**Your instructions:** The entries that follow should be written out exactly.

** START OF Stored records **

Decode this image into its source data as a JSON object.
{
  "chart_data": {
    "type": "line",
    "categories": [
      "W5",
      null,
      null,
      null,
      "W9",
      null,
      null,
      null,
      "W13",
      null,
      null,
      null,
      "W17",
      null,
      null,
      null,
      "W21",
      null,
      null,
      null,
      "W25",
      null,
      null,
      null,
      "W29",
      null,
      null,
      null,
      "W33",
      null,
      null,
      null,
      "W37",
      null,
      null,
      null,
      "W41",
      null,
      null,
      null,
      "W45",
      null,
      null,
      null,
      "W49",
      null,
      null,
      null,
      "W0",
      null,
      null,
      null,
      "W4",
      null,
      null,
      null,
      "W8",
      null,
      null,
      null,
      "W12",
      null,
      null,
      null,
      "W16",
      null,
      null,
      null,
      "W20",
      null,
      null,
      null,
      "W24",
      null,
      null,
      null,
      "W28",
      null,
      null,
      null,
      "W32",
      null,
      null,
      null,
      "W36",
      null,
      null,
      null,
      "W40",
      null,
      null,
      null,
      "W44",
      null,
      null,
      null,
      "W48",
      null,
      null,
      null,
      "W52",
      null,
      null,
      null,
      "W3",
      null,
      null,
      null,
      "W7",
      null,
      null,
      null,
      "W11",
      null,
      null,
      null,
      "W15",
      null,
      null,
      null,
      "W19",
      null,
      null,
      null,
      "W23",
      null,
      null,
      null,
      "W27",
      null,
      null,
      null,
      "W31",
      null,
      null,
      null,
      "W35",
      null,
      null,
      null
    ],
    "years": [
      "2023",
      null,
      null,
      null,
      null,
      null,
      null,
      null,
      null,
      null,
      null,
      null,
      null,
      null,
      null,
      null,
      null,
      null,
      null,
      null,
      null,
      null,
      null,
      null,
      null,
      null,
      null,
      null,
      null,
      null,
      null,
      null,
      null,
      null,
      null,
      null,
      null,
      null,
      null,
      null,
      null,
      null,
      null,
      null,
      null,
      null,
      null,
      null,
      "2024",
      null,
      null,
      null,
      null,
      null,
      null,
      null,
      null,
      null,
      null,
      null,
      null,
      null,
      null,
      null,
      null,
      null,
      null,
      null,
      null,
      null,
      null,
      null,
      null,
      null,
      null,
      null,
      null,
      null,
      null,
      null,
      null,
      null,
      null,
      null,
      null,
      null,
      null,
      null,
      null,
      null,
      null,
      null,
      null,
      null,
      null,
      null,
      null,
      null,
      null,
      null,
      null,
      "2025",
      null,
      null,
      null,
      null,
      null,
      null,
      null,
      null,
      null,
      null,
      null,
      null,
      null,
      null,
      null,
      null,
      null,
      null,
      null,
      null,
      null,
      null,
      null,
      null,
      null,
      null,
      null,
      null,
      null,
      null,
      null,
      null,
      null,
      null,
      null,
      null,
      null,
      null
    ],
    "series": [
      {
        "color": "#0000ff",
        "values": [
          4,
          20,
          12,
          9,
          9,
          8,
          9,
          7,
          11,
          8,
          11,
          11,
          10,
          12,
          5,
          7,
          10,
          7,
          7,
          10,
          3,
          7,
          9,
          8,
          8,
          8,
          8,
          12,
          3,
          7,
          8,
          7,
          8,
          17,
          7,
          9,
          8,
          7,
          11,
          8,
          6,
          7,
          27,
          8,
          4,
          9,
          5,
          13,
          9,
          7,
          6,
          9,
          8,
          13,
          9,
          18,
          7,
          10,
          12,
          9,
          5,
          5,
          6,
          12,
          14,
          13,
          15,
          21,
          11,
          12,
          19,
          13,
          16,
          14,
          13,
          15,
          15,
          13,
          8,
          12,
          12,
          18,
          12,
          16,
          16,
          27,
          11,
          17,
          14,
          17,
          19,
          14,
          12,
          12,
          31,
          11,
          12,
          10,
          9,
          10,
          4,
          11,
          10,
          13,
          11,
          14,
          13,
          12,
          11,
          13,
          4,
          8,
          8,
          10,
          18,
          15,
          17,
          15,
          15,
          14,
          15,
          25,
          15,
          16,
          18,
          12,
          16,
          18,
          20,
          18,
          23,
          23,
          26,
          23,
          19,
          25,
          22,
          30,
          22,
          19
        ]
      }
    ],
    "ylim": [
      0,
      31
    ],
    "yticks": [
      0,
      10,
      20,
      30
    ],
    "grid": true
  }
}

** END OF Stored records **

**Task response:**
Decode this image into its source data as a JSON object.
{
  "chart_data": {
    "type": "line",
    "categories": [
      "W5",
      null,
      null,
      null,
      "W9",
      null,
      null,
      null,
      "W13",
      null,
      null,
      null,
      "W17",
      null,
      null,
      null,
      "W21",
      null,
      null,
      null,
      "W25",
      null,
      null,
      null,
      "W29",
      null,
      null,
      null,
      "W33",
      null,
      null,
      null,
      "W37",
      null,
      null,
      null,
      "W41",
      null,
      null,
      null,
      "W45",
      null,
      null,
      null,
      "W49",
      null,
      null,
      null,
      "W0",
      null,
      null,
      null,
      "W4",
      null,
      null,
      null,
      "W8",
      null,
      null,
      null,
      "W12",
      null,
      null,
      null,
      "W16",
      null,
      null,
      null,
      "W20",
      null,
      null,
      null,
      "W24",
      null,
      null,
      null,
      "W28",
      null,
      null,
      null,
      "W32",
      null,
      null,
      null,
      "W36",
      null,
      null,
      null,
      "W40",
      null,
      null,
      null,
      "W44",
      null,
      null,
      null,
      "W48",
      null,
      null,
      null,
      "W52",
      null,
      null,
      null,
      "W3",
      null,
      null,
      null,
      "W7",
      null,
      null,
      null,
      "W11",
      null,
      null,
      null,
      "W15",
      null,
      null,
      null,
      "W19",
      null,
      null,
      null,
      "W23",
      null,
      null,
      null,
      "W27",
      null,
      null,
      null,
      "W31",
      null,
      null,
      null,
      "W35",
      null,
      null,
      null
    ],
    "years": [
      "2023",
      null,
      null,
      null,
      null,
      null,
      null,
      null,
      null,
      null,
      null,
      null,
      null,
      null,
      null,
      null,
      null,
      null,
      null,
      null,
      null,
      null,
      null,
      null,
      null,
      null,
      null,
      null,
      null,
      null,
      null,
      null,
      null,
      null,
      null,
      null,
      null,
      null,
      null,
      null,
      null,
      null,
      null,
      null,
      null,
      null,
      null,
      null,
      "2024",
      null,
      null,
      null,
      null,
      null,
      null,
      null,
      null,
      null,
      null,
      null,
      null,
      null,
      null,
      null,
      null,
      null,
      null,
      null,
      null,
      null,
      null,
      null,
      null,
      null,
      null,
      null,
      null,
      null,
      null,
      null,
      null,
      null,
      null,
      null,
      null,
      null,
      null,
      null,
      null,
      null,
      null,
      null,
      null,
      null,
      null,
      null,
      null,
      null,
      null,
      null,
      null,
      "2025",
      null,
      null,
      null,
      null,
      null,
      null,
      null,
      null,
      null,
      null,
      null,
      null,
      null,
      null,
      null,
      null,
      null,
      null,
      null,
      null,
      null,
      null,
      null,
      null,
      null,
      null,
      null,
      null,
      null,
      null,
      null,
      null,
      null,
      null,
      null,
      null,
      null,
      null
    ],
    "series": [
      {
        "color": "#0000ff",
        "values": [
          4,
          20,
          12,
          9,
          9,
          8,
          9,
          7,
          11,
          8,
          11,
          11,
          10,
          12,
          5,
          7,
          10,
          7,
          7,
          10,
          3,
          7,
          9,
          8,
          8,
          8,
          8,
          12,
          3,
          7,
          8,
          7,
          8,
          17,
          7,
          9,
          8,
          7,
          11,
          8,
          6,
          7,
          27,
          8,
          4,
          9,
          5,
          13,
          9,
          7,
          6,
          9,
          8,
          13,
          9,
          18,
          7,
          10,
          12,
          9,
          5,
          5,
          6,
          12,
          14,
          13,
          15,
          21,
          11,
          12,
          19,
          13,
          16,
          14,
          13,
          15,
          15,
          13,
          8,
          12,
          12,
          18,
          12,
          16,
          16,
          27,
          11,
          17,
          14,
          17,
          19,
          14,
          12,
          12,
          31,
          11,
          12,
          10,
          9,
          10,
          4,
          11,
          10,
          13,
          11,
          14,
          13,
          12,
          11,
          13,
          4,
          8,
          8,
          10,
          18,
          15,
          17,
          15,
          15,
          14,
          15,
          25,
          15,
          16,
          18,
          12,
          16,
          18,
          20,
          18,
          23,
          23,
          26,
          23,
          19,
          25,
          22,
          30,
          22,
          19
        ]
      }
    ],
    "ylim": [
      0,
      31
    ],
    "yticks": [
      0,
      10,
      20,
      30
    ],
    "grid": true
  }
}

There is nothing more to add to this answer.